> [Brief 1]
In the listing, rewrite the lines from its start through the line holding "- salvadorans-point: [162, 247, 183, 268]", inclusive. Replace "bboxes" with "bounding boxes" and leave everything else unchanged.

> [Text segment]
------------------------

Really great stuff the Elysians.

Always wanted to get a elysian army, gotta do it eventualyl!!


----------



## subtlejoe (Sep 23, 2008)

got a wee bit of work done, strange how i get given a 4 day weekend and end up doing nothing i want to do and everything other want.  


















Starting a little sentinal company to go with them. here's my start on the second of 13 


















Gotta love the new poseability of the new kits. i got given another 5 from a mate that are all catachan varients, so with all the spare parts and a bit of bodgejobbery i'm doing those up aswell.


----------



## forkmaster (Jan 2, 2010)

My love to Imperial Guard armies, I will be following this progress now! =D Great work on troopers and the birds.


----------



## shaantitus (Aug 3, 2009)

Impressive looking force. Anyone who has a go at an all FW ig force has my respect. Like the spitfire markings on the thunderbolt. Consider that idea stolen.


----------



## horus_beater (Jun 22, 2009)

Can't wait to see more of it painted. Good luck.


----------



## Grins1878 (May 10, 2010)

Loving these mate, they're looking marvellous! The infantry look quality and the Valkyrie (the second with the big white aquilla bits on it, not too well up on the IG bits) is stunning, hat's off for that


----------

------------------------

> [Bounding box annotations]
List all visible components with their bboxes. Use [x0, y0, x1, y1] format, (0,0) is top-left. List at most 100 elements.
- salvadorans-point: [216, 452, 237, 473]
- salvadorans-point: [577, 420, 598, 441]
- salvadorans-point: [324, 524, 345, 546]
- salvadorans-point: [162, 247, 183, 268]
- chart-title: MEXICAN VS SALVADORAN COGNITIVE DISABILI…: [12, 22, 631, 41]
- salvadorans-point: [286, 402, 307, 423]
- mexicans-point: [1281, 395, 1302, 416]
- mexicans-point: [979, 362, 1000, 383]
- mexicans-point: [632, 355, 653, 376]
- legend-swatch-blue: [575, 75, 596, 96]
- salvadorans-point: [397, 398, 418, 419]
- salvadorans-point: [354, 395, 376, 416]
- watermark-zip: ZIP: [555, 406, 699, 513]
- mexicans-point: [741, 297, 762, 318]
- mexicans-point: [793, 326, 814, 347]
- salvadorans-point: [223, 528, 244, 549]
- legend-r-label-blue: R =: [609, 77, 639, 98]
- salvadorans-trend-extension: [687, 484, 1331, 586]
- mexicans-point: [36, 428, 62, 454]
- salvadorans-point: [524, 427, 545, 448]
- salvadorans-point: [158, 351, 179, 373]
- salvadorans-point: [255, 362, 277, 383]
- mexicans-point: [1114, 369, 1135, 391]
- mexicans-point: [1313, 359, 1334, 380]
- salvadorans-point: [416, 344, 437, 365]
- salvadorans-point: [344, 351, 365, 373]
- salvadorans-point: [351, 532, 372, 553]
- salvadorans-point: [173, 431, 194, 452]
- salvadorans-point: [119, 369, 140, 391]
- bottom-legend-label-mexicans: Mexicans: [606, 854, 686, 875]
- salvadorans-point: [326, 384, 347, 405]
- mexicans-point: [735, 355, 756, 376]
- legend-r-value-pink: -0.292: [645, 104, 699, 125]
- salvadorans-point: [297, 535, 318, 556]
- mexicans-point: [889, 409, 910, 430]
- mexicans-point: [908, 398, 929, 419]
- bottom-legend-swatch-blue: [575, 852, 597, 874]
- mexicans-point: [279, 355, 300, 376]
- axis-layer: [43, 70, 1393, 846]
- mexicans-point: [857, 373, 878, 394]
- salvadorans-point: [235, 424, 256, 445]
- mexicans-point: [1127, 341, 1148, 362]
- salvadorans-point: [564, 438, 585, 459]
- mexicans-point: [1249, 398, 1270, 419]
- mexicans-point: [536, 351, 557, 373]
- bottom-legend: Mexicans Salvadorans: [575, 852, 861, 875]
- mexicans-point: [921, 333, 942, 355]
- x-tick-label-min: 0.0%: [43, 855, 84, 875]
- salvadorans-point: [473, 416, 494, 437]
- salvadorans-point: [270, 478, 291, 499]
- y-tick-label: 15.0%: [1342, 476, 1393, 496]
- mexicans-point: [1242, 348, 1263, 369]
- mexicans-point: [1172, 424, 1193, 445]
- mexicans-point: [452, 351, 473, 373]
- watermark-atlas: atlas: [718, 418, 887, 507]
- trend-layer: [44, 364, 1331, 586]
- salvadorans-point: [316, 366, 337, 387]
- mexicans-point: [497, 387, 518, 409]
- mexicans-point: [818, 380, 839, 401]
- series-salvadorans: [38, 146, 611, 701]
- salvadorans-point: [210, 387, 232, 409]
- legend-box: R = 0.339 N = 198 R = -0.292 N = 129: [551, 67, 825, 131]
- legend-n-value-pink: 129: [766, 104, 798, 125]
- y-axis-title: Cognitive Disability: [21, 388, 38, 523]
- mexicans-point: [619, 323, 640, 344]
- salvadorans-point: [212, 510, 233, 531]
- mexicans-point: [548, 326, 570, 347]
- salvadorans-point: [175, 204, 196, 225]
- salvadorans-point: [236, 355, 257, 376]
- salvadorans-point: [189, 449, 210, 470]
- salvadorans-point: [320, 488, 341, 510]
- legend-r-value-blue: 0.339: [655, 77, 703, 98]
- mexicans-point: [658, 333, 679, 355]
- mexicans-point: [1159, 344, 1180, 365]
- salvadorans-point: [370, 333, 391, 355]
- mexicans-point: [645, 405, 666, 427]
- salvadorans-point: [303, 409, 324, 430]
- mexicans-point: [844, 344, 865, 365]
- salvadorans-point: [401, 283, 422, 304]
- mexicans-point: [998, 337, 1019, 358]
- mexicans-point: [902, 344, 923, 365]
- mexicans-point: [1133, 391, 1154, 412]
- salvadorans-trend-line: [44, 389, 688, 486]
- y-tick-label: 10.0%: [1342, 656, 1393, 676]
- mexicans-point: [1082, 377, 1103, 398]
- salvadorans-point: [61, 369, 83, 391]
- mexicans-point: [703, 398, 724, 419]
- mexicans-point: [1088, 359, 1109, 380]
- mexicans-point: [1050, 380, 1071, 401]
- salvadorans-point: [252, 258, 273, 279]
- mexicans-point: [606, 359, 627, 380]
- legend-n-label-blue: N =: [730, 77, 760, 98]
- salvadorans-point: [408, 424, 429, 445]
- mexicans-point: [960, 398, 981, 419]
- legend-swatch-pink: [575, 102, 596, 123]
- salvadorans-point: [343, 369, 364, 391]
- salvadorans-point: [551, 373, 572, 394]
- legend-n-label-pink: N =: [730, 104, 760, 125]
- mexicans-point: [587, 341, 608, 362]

------------------------

> [Brief 2]
Decide whether each statement below agrees with the forum thread, and answer yes or no, quoting the deciding words: (a) subtlejoe received five more figures from a friend; (b) shaantitus praises spitfire markings on the Valkyrie; (c) subtlejoe was given a four-day weekend.

> [Correct response 1]
List all visible components with their bounding boxes. Use [x0, y0, x1, y1] format, (0,0) is top-left. List at most 100 elements.
- salvadorans-point: [216, 452, 237, 473]
- salvadorans-point: [577, 420, 598, 441]
- salvadorans-point: [324, 524, 345, 546]
- salvadorans-point: [162, 247, 183, 268]

> [Correct response 2]
(a) Yes: "i got given another 5 from a mate"
(b) No: "Like the spitfire markings on the thunderbolt."
(c) Yes: "i get given a 4 day weekend"